== SUPPLIED DATA ==
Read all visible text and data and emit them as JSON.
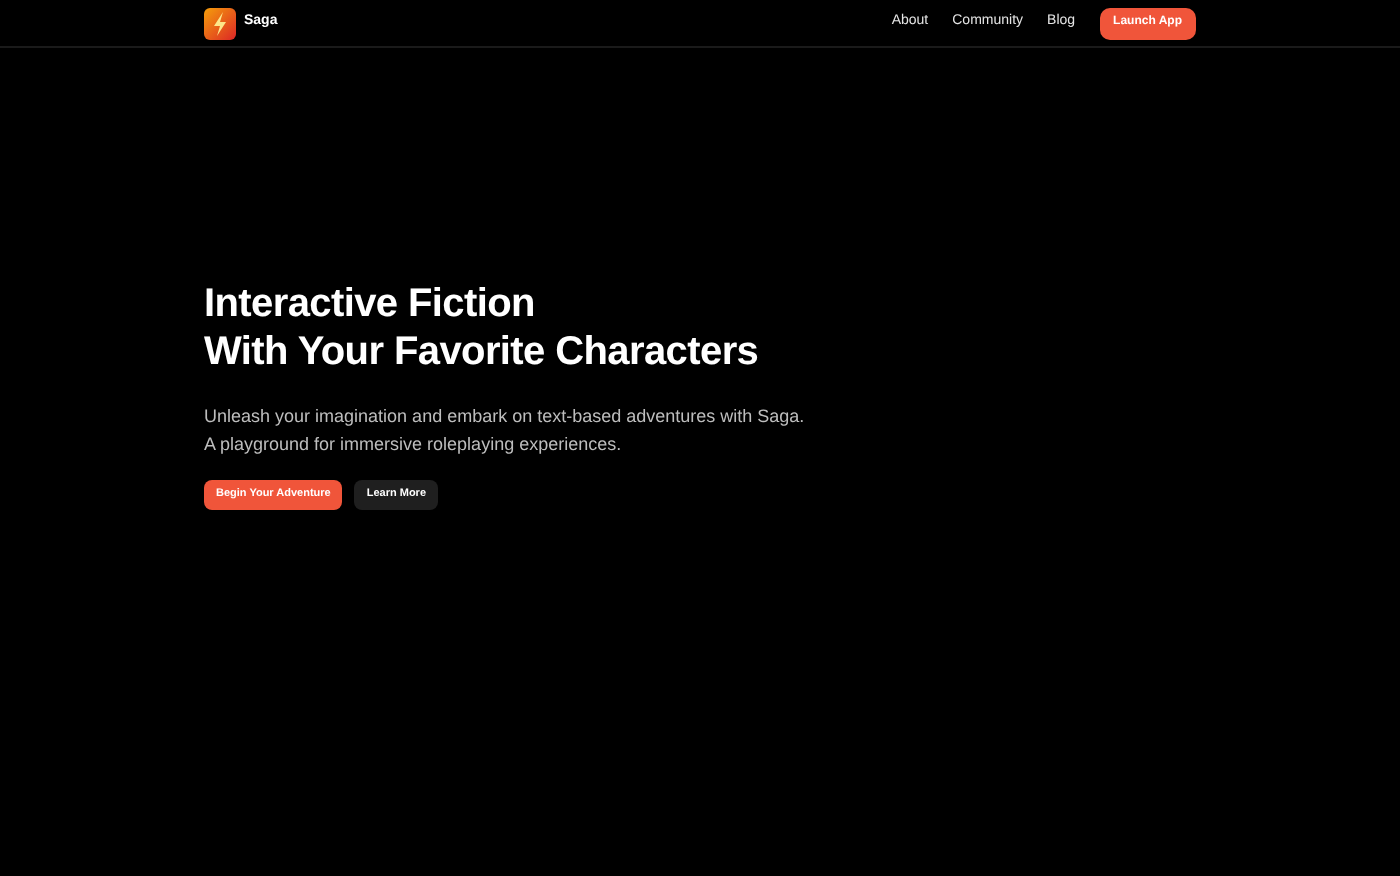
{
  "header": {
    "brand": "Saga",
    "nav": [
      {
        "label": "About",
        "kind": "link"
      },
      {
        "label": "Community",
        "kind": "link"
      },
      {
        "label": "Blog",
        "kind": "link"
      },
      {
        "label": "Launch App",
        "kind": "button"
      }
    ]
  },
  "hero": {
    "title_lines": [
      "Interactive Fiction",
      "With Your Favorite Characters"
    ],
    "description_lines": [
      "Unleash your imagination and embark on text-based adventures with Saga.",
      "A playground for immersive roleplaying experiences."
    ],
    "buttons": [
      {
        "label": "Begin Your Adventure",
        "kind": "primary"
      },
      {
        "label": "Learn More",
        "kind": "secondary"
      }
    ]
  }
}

== YOUR INSTRUCTIONS ==
Copy out the whole listing exactly, and don't carry over any pictures.

== FINAL RESULT ==
Read all visible text and data and emit them as JSON.
{
  "header": {
    "brand": "Saga",
    "nav": [
      {
        "label": "About",
        "kind": "link"
      },
      {
        "label": "Community",
        "kind": "link"
      },
      {
        "label": "Blog",
        "kind": "link"
      },
      {
        "label": "Launch App",
        "kind": "button"
      }
    ]
  },
  "hero": {
    "title_lines": [
      "Interactive Fiction",
      "With Your Favorite Characters"
    ],
    "description_lines": [
      "Unleash your imagination and embark on text-based adventures with Saga.",
      "A playground for immersive roleplaying experiences."
    ],
    "buttons": [
      {
        "label": "Begin Your Adventure",
        "kind": "primary"
      },
      {
        "label": "Learn More",
        "kind": "secondary"
      }
    ]
  }
}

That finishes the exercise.